## Given request
Across the entries, how many lines have the string "Préstamo" in them? Reply with only a number.

___ Provided material ___

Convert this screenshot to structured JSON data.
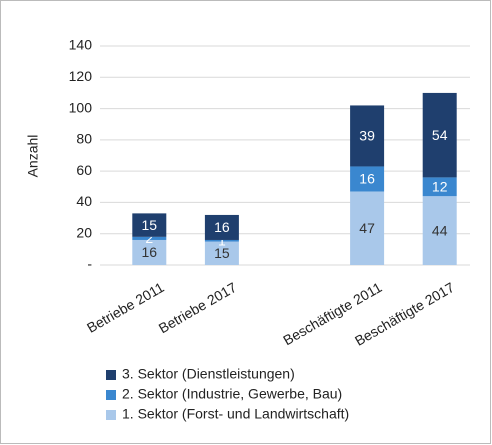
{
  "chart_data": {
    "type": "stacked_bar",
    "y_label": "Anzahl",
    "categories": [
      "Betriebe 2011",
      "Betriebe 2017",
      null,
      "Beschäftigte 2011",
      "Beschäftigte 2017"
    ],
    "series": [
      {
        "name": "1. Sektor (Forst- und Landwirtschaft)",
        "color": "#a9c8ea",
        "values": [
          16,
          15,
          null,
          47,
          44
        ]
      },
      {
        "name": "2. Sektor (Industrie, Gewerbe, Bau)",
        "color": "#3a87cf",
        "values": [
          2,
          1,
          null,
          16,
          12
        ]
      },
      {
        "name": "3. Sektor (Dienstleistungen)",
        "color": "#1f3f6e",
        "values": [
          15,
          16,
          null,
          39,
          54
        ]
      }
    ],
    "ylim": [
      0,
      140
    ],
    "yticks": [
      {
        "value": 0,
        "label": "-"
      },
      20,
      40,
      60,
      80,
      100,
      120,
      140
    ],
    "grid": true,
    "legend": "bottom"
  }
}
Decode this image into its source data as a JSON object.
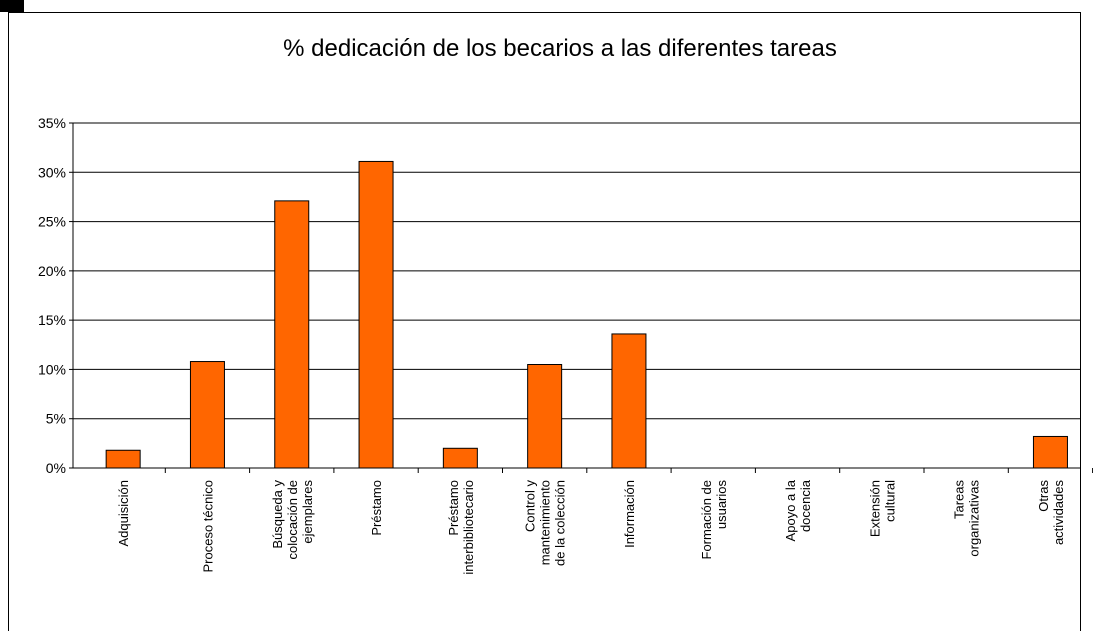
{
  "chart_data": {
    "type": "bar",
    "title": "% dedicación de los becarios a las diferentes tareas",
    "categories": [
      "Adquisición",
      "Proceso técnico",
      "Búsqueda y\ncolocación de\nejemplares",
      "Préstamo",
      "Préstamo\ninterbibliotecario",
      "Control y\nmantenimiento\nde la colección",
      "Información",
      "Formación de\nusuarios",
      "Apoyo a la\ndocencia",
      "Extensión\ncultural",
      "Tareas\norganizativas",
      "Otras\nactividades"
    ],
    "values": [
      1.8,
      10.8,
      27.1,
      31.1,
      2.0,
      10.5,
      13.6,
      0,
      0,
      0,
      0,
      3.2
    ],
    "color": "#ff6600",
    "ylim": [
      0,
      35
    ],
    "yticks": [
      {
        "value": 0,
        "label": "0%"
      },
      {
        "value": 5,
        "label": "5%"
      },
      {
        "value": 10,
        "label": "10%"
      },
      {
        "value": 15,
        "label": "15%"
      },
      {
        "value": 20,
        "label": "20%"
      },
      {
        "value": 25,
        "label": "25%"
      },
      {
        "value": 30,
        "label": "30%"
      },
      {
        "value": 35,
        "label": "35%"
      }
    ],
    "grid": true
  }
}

___

## Solution to the exercise
2